§ **WHAT IS REQUIRED**: Your task is to transcribe all of the records exactly and leave out the pictures.

§ **DATASET EXTRACT**:
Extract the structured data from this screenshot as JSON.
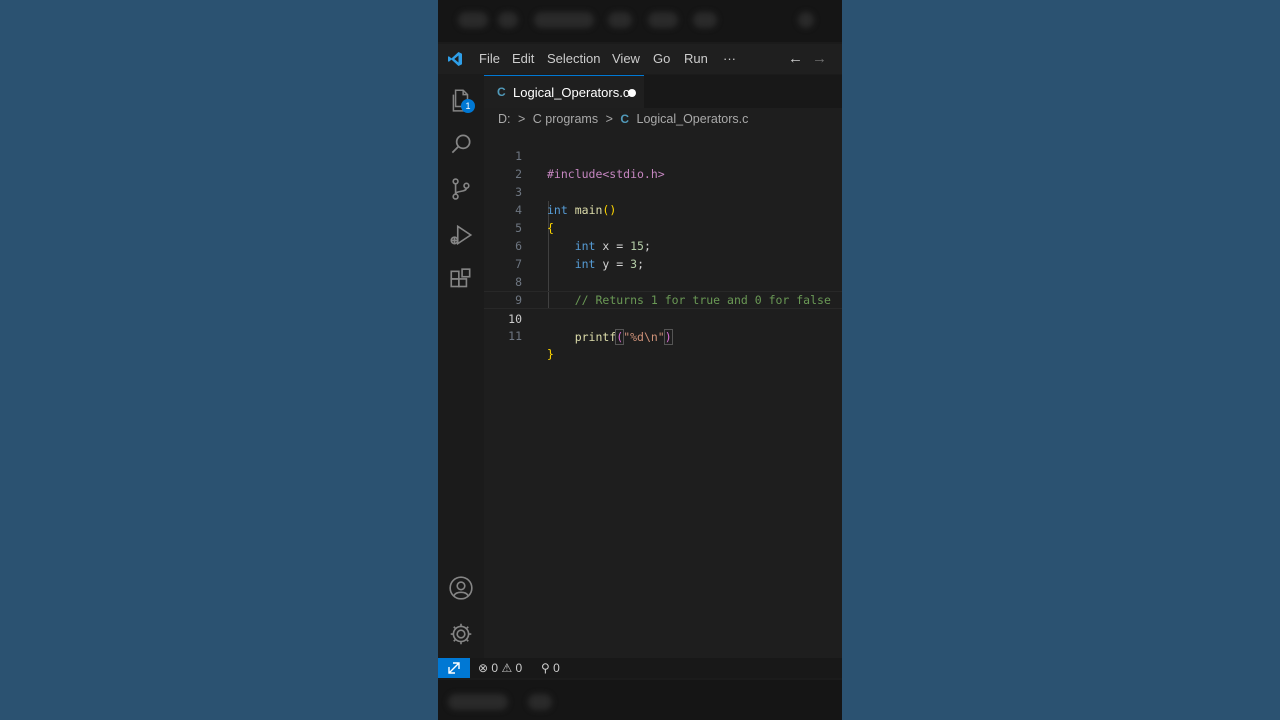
{
  "menu": {
    "items": [
      "File",
      "Edit",
      "Selection",
      "View",
      "Go",
      "Run"
    ],
    "more": "···",
    "back_arrow": "←",
    "forward_arrow": "→"
  },
  "activity_bar": {
    "explorer_badge": "1",
    "icons": [
      "files-icon",
      "search-icon",
      "source-control-icon",
      "run-debug-icon",
      "extensions-icon",
      "account-icon",
      "gear-icon"
    ]
  },
  "tab": {
    "icon": "C",
    "label": "Logical_Operators.c",
    "modified": true
  },
  "breadcrumb": {
    "drive": "D:",
    "sep": ">",
    "folder": "C programs",
    "file_icon": "C",
    "file": "Logical_Operators.c"
  },
  "code": {
    "active_line": 10,
    "line_numbers": [
      "1",
      "2",
      "3",
      "4",
      "5",
      "6",
      "7",
      "8",
      "9",
      "10",
      "11"
    ],
    "l1_directive": "#include<stdio.h>",
    "l3_type": "int",
    "l3_fn": "main",
    "l3_parens": "()",
    "l4": "{",
    "l5_type": "int",
    "l5_rest": "x = ",
    "l5_num": "15",
    "l5_semi": ";",
    "l6_type": "int",
    "l6_rest": "y = ",
    "l6_num": "3",
    "l6_semi": ";",
    "l8_comment": "// Returns 1 for true and 0 for false",
    "l10_fn": "printf",
    "l10_open": "(",
    "l10_str": "\"%d\\n\"",
    "l10_close": ")",
    "l11": "}"
  },
  "status_bar": {
    "remote_icon": "remote-icon",
    "errors": "0",
    "warnings": "0",
    "ports": "0"
  },
  "colors": {
    "accent": "#0078d4",
    "background_outer": "#2b5271",
    "editor_bg": "#1e1e1e"
  }
}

§ **FINISHED TASK**:
Extract the structured data from this screenshot as JSON.
{
  "menu": {
    "items": [
      "File",
      "Edit",
      "Selection",
      "View",
      "Go",
      "Run"
    ],
    "more": "···",
    "back_arrow": "←",
    "forward_arrow": "→"
  },
  "activity_bar": {
    "explorer_badge": "1",
    "icons": [
      "files-icon",
      "search-icon",
      "source-control-icon",
      "run-debug-icon",
      "extensions-icon",
      "account-icon",
      "gear-icon"
    ]
  },
  "tab": {
    "icon": "C",
    "label": "Logical_Operators.c",
    "modified": true
  },
  "breadcrumb": {
    "drive": "D:",
    "sep": ">",
    "folder": "C programs",
    "file_icon": "C",
    "file": "Logical_Operators.c"
  },
  "code": {
    "active_line": 10,
    "line_numbers": [
      "1",
      "2",
      "3",
      "4",
      "5",
      "6",
      "7",
      "8",
      "9",
      "10",
      "11"
    ],
    "l1_directive": "#include<stdio.h>",
    "l3_type": "int",
    "l3_fn": "main",
    "l3_parens": "()",
    "l4": "{",
    "l5_type": "int",
    "l5_rest": "x = ",
    "l5_num": "15",
    "l5_semi": ";",
    "l6_type": "int",
    "l6_rest": "y = ",
    "l6_num": "3",
    "l6_semi": ";",
    "l8_comment": "// Returns 1 for true and 0 for false",
    "l10_fn": "printf",
    "l10_open": "(",
    "l10_str": "\"%d\\n\"",
    "l10_close": ")",
    "l11": "}"
  },
  "status_bar": {
    "remote_icon": "remote-icon",
    "errors": "0",
    "warnings": "0",
    "ports": "0"
  },
  "colors": {
    "accent": "#0078d4",
    "background_outer": "#2b5271",
    "editor_bg": "#1e1e1e"
  }
}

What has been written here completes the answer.